**Exercise task:** Omit the pictures, please, and give each record below again exactly.

**Records for this exercise:**

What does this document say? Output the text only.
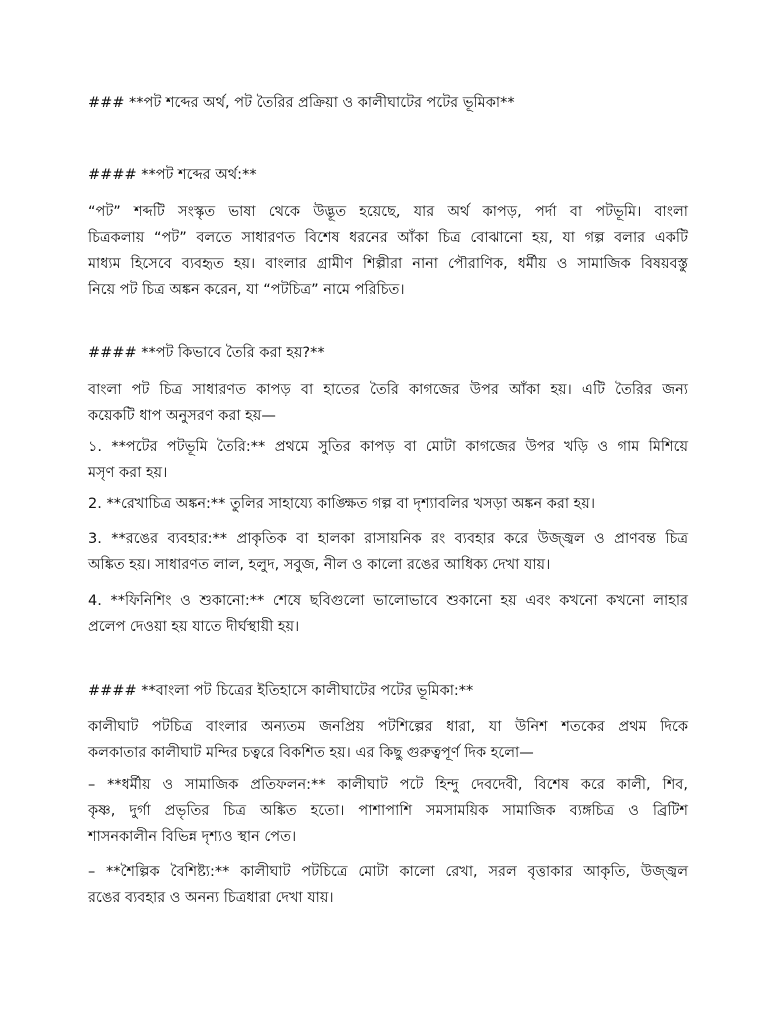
### **পট শব্দের অর্থ, পট তৈরির প্রক্রিয়া ও কালীঘাটের পটের ভূমিকা**
#### **পট শব্দের অর্থ:**
“পট” শব্দটি সংস্কৃত ভাষা থেকে উদ্ভূত হয়েছে, যার অর্থ কাপড়, পর্দা বা পটভূমি। বাংলা
চিত্রকলায় “পট” বলতে সাধারণত বিশেষ ধরনের আঁকা চিত্র বোঝানো হয়, যা গল্প বলার একটি
মাধ্যম হিসেবে ব্যবহৃত হয়। বাংলার গ্রামীণ শিল্পীরা নানা পৌরাণিক, ধর্মীয় ও সামাজিক বিষয়বস্তু
নিয়ে পট চিত্র অঙ্কন করেন, যা “পটচিত্র” নামে পরিচিত।
#### **পট কিভাবে তৈরি করা হয়?**
বাংলা পট চিত্র সাধারণত কাপড় বা হাতের তৈরি কাগজের উপর আঁকা হয়। এটি তৈরির জন্য
কয়েকটি ধাপ অনুসরণ করা হয়—
১. **পটের পটভূমি তৈরি:** প্রথমে সুতির কাপড় বা মোটা কাগজের উপর খড়ি ও গাম মিশিয়ে
মসৃণ করা হয়।
2. **রেখাচিত্র অঙ্কন:** তুলির সাহায্যে কাঙ্ক্ষিত গল্প বা দৃশ্যাবলির খসড়া অঙ্কন করা হয়।
3. **রঙের ব্যবহার:** প্রাকৃতিক বা হালকা রাসায়নিক রং ব্যবহার করে উজ্জ্বল ও প্রাণবন্ত চিত্র
অঙ্কিত হয়। সাধারণত লাল, হলুদ, সবুজ, নীল ও কালো রঙের আধিক্য দেখা যায়।
4. **ফিনিশিং ও শুকানো:** শেষে ছবিগুলো ভালোভাবে শুকানো হয় এবং কখনো কখনো লাহার
প্রলেপ দেওয়া হয় যাতে দীর্ঘস্থায়ী হয়।
#### **বাংলা পট চিত্রের ইতিহাসে কালীঘাটের পটের ভূমিকা:**
কালীঘাট পটচিত্র বাংলার অন্যতম জনপ্রিয় পটশিল্পের ধারা, যা উনিশ শতকের প্রথম দিকে
কলকাতার কালীঘাট মন্দির চত্বরে বিকশিত হয়। এর কিছু গুরুত্বপূর্ণ দিক হলো—
– **ধর্মীয় ও সামাজিক প্রতিফলন:** কালীঘাট পটে হিন্দু দেবদেবী, বিশেষ করে কালী, শিব,
কৃষ্ণ, দুর্গা প্রভৃতির চিত্র অঙ্কিত হতো। পাশাপাশি সমসাময়িক সামাজিক ব্যঙ্গচিত্র ও ব্রিটিশ
শাসনকালীন বিভিন্ন দৃশ্যও স্থান পেত।
– **শৈল্পিক বৈশিষ্ট্য:** কালীঘাট পটচিত্রে মোটা কালো রেখা, সরল বৃত্তাকার আকৃতি, উজ্জ্বল
রঙের ব্যবহার ও অনন্য চিত্রধারা দেখা যায়।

**Finished answer:**
What does this document say? Output the text only.
### **পট শব্দের অর্থ, পট তৈরির প্রক্রিয়া ও কালীঘাটের পটের ভূমিকা**
#### **পট শব্দের অর্থ:**
“পট” শব্দটি সংস্কৃত ভাষা থেকে উদ্ভূত হয়েছে, যার অর্থ কাপড়, পর্দা বা পটভূমি। বাংলা
চিত্রকলায় “পট” বলতে সাধারণত বিশেষ ধরনের আঁকা চিত্র বোঝানো হয়, যা গল্প বলার একটি
মাধ্যম হিসেবে ব্যবহৃত হয়। বাংলার গ্রামীণ শিল্পীরা নানা পৌরাণিক, ধর্মীয় ও সামাজিক বিষয়বস্তু
নিয়ে পট চিত্র অঙ্কন করেন, যা “পটচিত্র” নামে পরিচিত।
#### **পট কিভাবে তৈরি করা হয়?**
বাংলা পট চিত্র সাধারণত কাপড় বা হাতের তৈরি কাগজের উপর আঁকা হয়। এটি তৈরির জন্য
কয়েকটি ধাপ অনুসরণ করা হয়—
১. **পটের পটভূমি তৈরি:** প্রথমে সুতির কাপড় বা মোটা কাগজের উপর খড়ি ও গাম মিশিয়ে
মসৃণ করা হয়।
2. **রেখাচিত্র অঙ্কন:** তুলির সাহায্যে কাঙ্ক্ষিত গল্প বা দৃশ্যাবলির খসড়া অঙ্কন করা হয়।
3. **রঙের ব্যবহার:** প্রাকৃতিক বা হালকা রাসায়নিক রং ব্যবহার করে উজ্জ্বল ও প্রাণবন্ত চিত্র
অঙ্কিত হয়। সাধারণত লাল, হলুদ, সবুজ, নীল ও কালো রঙের আধিক্য দেখা যায়।
4. **ফিনিশিং ও শুকানো:** শেষে ছবিগুলো ভালোভাবে শুকানো হয় এবং কখনো কখনো লাহার
প্রলেপ দেওয়া হয় যাতে দীর্ঘস্থায়ী হয়।
#### **বাংলা পট চিত্রের ইতিহাসে কালীঘাটের পটের ভূমিকা:**
কালীঘাট পটচিত্র বাংলার অন্যতম জনপ্রিয় পটশিল্পের ধারা, যা উনিশ শতকের প্রথম দিকে
কলকাতার কালীঘাট মন্দির চত্বরে বিকশিত হয়। এর কিছু গুরুত্বপূর্ণ দিক হলো—
– **ধর্মীয় ও সামাজিক প্রতিফলন:** কালীঘাট পটে হিন্দু দেবদেবী, বিশেষ করে কালী, শিব,
কৃষ্ণ, দুর্গা প্রভৃতির চিত্র অঙ্কিত হতো। পাশাপাশি সমসাময়িক সামাজিক ব্যঙ্গচিত্র ও ব্রিটিশ
শাসনকালীন বিভিন্ন দৃশ্যও স্থান পেত।
– **শৈল্পিক বৈশিষ্ট্য:** কালীঘাট পটচিত্রে মোটা কালো রেখা, সরল বৃত্তাকার আকৃতি, উজ্জ্বল
রঙের ব্যবহার ও অনন্য চিত্রধারা দেখা যায়।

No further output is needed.